>>>>
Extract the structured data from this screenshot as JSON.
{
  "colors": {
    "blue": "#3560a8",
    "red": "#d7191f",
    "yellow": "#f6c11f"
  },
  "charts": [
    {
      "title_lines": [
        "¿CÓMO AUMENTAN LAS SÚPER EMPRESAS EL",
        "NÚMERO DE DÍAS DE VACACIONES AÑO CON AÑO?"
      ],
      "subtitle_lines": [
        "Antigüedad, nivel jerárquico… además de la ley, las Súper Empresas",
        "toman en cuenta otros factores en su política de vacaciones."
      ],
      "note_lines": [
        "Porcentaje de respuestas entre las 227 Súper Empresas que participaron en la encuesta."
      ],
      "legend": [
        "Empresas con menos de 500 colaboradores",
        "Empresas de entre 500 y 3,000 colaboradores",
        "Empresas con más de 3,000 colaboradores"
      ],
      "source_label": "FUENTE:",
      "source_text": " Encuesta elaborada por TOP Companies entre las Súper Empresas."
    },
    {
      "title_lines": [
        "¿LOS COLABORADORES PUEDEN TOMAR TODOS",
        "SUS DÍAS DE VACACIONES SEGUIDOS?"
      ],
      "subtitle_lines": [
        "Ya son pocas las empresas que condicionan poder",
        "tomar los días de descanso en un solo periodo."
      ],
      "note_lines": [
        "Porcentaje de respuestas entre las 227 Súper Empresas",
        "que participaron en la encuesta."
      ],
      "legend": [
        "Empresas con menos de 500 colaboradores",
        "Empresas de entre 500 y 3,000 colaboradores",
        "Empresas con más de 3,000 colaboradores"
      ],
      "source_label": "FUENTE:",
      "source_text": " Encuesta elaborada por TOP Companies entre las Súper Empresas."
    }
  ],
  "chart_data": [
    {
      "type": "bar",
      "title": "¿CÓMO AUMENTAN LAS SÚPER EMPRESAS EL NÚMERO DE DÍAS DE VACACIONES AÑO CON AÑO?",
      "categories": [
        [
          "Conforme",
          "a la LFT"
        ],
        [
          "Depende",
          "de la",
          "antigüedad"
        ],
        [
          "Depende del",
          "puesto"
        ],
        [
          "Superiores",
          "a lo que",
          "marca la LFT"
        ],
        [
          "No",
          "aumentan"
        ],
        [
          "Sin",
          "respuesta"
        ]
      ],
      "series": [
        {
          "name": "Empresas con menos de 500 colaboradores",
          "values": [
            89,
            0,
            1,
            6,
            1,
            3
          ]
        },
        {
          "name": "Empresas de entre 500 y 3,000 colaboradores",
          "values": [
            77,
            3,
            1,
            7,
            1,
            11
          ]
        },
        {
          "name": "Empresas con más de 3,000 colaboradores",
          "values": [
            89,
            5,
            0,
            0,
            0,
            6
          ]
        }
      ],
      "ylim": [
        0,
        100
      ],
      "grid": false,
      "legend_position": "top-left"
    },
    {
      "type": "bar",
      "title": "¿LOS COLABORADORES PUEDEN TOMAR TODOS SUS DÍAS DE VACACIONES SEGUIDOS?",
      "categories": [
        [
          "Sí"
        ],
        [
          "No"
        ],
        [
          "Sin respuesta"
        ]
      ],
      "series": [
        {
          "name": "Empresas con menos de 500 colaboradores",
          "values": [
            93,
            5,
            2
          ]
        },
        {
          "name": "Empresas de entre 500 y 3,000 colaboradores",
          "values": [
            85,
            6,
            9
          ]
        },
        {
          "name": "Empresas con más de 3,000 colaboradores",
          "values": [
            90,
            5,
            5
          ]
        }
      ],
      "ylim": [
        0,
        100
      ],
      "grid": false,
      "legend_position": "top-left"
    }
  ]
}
<<<<
STATED PROBLEM: Your answer should be only the number of lines that hold the word "NÚMERO".

RESPONSE TO THIS EXERCISE: 2